[WRITTEN PROBLEM]
Copy each line of the listing below exactly.

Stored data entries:
________________

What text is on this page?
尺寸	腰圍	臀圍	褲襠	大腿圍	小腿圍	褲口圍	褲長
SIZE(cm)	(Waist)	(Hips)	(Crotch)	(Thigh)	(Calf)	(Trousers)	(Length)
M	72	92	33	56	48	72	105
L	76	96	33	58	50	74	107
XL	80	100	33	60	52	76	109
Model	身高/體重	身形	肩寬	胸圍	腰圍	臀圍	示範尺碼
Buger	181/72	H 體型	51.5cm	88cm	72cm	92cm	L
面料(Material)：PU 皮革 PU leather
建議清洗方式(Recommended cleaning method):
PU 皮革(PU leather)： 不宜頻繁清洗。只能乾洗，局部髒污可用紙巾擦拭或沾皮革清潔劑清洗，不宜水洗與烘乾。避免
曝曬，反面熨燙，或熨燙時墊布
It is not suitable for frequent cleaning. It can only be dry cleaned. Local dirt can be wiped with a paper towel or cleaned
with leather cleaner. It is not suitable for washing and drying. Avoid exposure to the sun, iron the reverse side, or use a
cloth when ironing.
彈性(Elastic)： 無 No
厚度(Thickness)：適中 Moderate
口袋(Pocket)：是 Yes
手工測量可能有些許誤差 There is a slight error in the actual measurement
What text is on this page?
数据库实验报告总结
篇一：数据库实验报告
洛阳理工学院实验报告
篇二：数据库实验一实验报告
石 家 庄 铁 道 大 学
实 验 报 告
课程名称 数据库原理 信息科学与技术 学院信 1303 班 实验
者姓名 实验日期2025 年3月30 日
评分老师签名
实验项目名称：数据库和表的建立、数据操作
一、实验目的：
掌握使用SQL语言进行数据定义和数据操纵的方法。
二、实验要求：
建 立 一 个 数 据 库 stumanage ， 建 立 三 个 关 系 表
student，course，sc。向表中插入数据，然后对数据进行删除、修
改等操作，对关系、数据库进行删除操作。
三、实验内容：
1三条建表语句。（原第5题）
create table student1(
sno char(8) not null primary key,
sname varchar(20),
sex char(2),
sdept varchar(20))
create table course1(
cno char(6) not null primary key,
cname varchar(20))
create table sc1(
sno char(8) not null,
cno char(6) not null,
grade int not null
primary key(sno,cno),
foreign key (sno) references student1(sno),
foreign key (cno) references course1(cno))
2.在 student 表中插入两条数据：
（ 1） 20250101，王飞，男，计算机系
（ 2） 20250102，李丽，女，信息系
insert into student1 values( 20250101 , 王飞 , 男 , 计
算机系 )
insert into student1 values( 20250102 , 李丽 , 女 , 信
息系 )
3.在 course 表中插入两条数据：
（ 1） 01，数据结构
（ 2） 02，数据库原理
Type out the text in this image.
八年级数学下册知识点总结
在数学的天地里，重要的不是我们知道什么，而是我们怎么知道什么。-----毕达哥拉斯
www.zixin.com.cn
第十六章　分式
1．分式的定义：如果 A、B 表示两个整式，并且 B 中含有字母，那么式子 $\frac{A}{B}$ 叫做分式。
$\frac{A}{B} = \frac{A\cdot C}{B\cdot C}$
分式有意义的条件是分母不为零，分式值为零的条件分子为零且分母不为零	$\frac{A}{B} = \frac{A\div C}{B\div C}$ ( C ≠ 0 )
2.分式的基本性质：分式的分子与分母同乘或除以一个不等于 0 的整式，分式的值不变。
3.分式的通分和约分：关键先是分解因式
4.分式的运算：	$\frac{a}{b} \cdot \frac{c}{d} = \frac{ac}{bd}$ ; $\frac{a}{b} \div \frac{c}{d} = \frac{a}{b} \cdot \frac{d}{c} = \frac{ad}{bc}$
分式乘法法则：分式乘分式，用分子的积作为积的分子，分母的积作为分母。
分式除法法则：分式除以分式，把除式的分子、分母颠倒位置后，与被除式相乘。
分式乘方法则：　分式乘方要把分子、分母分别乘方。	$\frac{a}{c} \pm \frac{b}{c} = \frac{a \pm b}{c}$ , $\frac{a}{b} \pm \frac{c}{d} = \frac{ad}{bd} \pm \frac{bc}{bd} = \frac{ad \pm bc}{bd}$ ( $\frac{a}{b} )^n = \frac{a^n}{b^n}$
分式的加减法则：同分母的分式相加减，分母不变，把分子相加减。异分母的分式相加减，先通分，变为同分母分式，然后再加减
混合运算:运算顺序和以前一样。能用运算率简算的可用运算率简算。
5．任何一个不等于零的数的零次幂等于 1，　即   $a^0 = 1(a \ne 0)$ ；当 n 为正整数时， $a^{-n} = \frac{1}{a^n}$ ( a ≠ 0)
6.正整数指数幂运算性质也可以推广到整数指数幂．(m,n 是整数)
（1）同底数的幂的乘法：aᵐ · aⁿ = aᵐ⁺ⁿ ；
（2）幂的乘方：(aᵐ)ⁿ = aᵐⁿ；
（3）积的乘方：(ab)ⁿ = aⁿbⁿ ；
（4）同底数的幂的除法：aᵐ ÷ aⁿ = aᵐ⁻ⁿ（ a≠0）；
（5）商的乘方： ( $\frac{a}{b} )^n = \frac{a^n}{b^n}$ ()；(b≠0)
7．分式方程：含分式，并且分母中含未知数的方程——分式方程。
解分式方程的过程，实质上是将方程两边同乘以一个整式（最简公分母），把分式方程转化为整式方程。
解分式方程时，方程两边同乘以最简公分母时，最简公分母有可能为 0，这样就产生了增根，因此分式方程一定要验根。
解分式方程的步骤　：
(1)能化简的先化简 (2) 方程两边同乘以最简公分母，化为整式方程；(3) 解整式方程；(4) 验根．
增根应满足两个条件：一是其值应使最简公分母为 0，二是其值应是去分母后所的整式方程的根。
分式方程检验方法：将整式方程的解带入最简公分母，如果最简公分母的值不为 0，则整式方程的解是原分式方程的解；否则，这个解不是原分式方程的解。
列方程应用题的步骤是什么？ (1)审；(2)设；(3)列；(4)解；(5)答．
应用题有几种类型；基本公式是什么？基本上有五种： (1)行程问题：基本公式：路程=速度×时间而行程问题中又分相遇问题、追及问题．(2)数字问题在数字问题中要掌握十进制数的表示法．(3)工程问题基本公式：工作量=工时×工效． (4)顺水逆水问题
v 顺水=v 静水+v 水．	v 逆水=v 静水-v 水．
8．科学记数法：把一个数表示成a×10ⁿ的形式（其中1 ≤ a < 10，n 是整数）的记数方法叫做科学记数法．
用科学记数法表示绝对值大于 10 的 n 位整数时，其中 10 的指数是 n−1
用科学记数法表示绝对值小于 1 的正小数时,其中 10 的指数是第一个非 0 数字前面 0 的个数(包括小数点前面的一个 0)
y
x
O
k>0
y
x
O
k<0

________________

[RIGHT ANSWER]
What text is on this page?
尺寸	腰圍	臀圍	褲襠	大腿圍	小腿圍	褲口圍	褲長
SIZE(cm)	(Waist)	(Hips)	(Crotch)	(Thigh)	(Calf)	(Trousers)	(Length)
M	72	92	33	56	48	72	105
L	76	96	33	58	50	74	107
XL	80	100	33	60	52	76	109
Model	身高/體重	身形	肩寬	胸圍	腰圍	臀圍	示範尺碼
Buger	181/72	H 體型	51.5cm	88cm	72cm	92cm	L
面料(Material)：PU 皮革 PU leather
建議清洗方式(Recommended cleaning method):
PU 皮革(PU leather)： 不宜頻繁清洗。只能乾洗，局部髒污可用紙巾擦拭或沾皮革清潔劑清洗，不宜水洗與烘乾。避免
曝曬，反面熨燙，或熨燙時墊布
It is not suitable for frequent cleaning. It can only be dry cleaned. Local dirt can be wiped with a paper towel or cleaned
with leather cleaner. It is not suitable for washing and drying. Avoid exposure to the sun, iron the reverse side, or use a
cloth when ironing.
彈性(Elastic)： 無 No
厚度(Thickness)：適中 Moderate
口袋(Pocket)：是 Yes
手工測量可能有些許誤差 There is a slight error in the actual measurement
What text is on this page?
数据库实验报告总结
篇一：数据库实验报告
洛阳理工学院实验报告
篇二：数据库实验一实验报告
石 家 庄 铁 道 大 学
实 验 报 告
课程名称 数据库原理 信息科学与技术 学院信 1303 班 实验
者姓名 实验日期2025 年3月30 日
评分老师签名
实验项目名称：数据库和表的建立、数据操作
一、实验目的：
掌握使用SQL语言进行数据定义和数据操纵的方法。
二、实验要求：
建 立 一 个 数 据 库 stumanage ， 建 立 三 个 关 系 表
student，course，sc。向表中插入数据，然后对数据进行删除、修
改等操作，对关系、数据库进行删除操作。
三、实验内容：
1三条建表语句。（原第5题）
create table student1(
sno char(8) not null primary key,
sname varchar(20),
sex char(2),
sdept varchar(20))
create table course1(
cno char(6) not null primary key,
cname varchar(20))
create table sc1(
sno char(8) not null,
cno char(6) not null,
grade int not null
primary key(sno,cno),
foreign key (sno) references student1(sno),
foreign key (cno) references course1(cno))
2.在 student 表中插入两条数据：
（ 1） 20250101，王飞，男，计算机系
（ 2） 20250102，李丽，女，信息系
insert into student1 values( 20250101 , 王飞 , 男 , 计
算机系 )
insert into student1 values( 20250102 , 李丽 , 女 , 信
息系 )
3.在 course 表中插入两条数据：
（ 1） 01，数据结构
（ 2） 02，数据库原理
Type out the text in this image.
八年级数学下册知识点总结
在数学的天地里，重要的不是我们知道什么，而是我们怎么知道什么。-----毕达哥拉斯
www.zixin.com.cn
第十六章　分式
1．分式的定义：如果 A、B 表示两个整式，并且 B 中含有字母，那么式子 $\frac{A}{B}$ 叫做分式。
$\frac{A}{B} = \frac{A\cdot C}{B\cdot C}$
分式有意义的条件是分母不为零，分式值为零的条件分子为零且分母不为零	$\frac{A}{B} = \frac{A\div C}{B\div C}$ ( C ≠ 0 )
2.分式的基本性质：分式的分子与分母同乘或除以一个不等于 0 的整式，分式的值不变。
3.分式的通分和约分：关键先是分解因式
4.分式的运算：	$\frac{a}{b} \cdot \frac{c}{d} = \frac{ac}{bd}$ ; $\frac{a}{b} \div \frac{c}{d} = \frac{a}{b} \cdot \frac{d}{c} = \frac{ad}{bc}$
分式乘法法则：分式乘分式，用分子的积作为积的分子，分母的积作为分母。
分式除法法则：分式除以分式，把除式的分子、分母颠倒位置后，与被除式相乘。
分式乘方法则：　分式乘方要把分子、分母分别乘方。	$\frac{a}{c} \pm \frac{b}{c} = \frac{a \pm b}{c}$ , $\frac{a}{b} \pm \frac{c}{d} = \frac{ad}{bd} \pm \frac{bc}{bd} = \frac{ad \pm bc}{bd}$ ( $\frac{a}{b} )^n = \frac{a^n}{b^n}$
分式的加减法则：同分母的分式相加减，分母不变，把分子相加减。异分母的分式相加减，先通分，变为同分母分式，然后再加减
混合运算:运算顺序和以前一样。能用运算率简算的可用运算率简算。
5．任何一个不等于零的数的零次幂等于 1，　即   $a^0 = 1(a \ne 0)$ ；当 n 为正整数时， $a^{-n} = \frac{1}{a^n}$ ( a ≠ 0)
6.正整数指数幂运算性质也可以推广到整数指数幂．(m,n 是整数)
（1）同底数的幂的乘法：aᵐ · aⁿ = aᵐ⁺ⁿ ；
（2）幂的乘方：(aᵐ)ⁿ = aᵐⁿ；
（3）积的乘方：(ab)ⁿ = aⁿbⁿ ；
（4）同底数的幂的除法：aᵐ ÷ aⁿ = aᵐ⁻ⁿ（ a≠0）；
（5）商的乘方： ( $\frac{a}{b} )^n = \frac{a^n}{b^n}$ ()；(b≠0)
7．分式方程：含分式，并且分母中含未知数的方程——分式方程。
解分式方程的过程，实质上是将方程两边同乘以一个整式（最简公分母），把分式方程转化为整式方程。
解分式方程时，方程两边同乘以最简公分母时，最简公分母有可能为 0，这样就产生了增根，因此分式方程一定要验根。
解分式方程的步骤　：
(1)能化简的先化简 (2) 方程两边同乘以最简公分母，化为整式方程；(3) 解整式方程；(4) 验根．
增根应满足两个条件：一是其值应使最简公分母为 0，二是其值应是去分母后所的整式方程的根。
分式方程检验方法：将整式方程的解带入最简公分母，如果最简公分母的值不为 0，则整式方程的解是原分式方程的解；否则，这个解不是原分式方程的解。
列方程应用题的步骤是什么？ (1)审；(2)设；(3)列；(4)解；(5)答．
应用题有几种类型；基本公式是什么？基本上有五种： (1)行程问题：基本公式：路程=速度×时间而行程问题中又分相遇问题、追及问题．(2)数字问题在数字问题中要掌握十进制数的表示法．(3)工程问题基本公式：工作量=工时×工效． (4)顺水逆水问题
v 顺水=v 静水+v 水．	v 逆水=v 静水-v 水．
8．科学记数法：把一个数表示成a×10ⁿ的形式（其中1 ≤ a < 10，n 是整数）的记数方法叫做科学记数法．
用科学记数法表示绝对值大于 10 的 n 位整数时，其中 10 的指数是 n−1
用科学记数法表示绝对值小于 1 的正小数时,其中 10 的指数是第一个非 0 数字前面 0 的个数(包括小数点前面的一个 0)
y
x
O
k>0
y
x
O
k<0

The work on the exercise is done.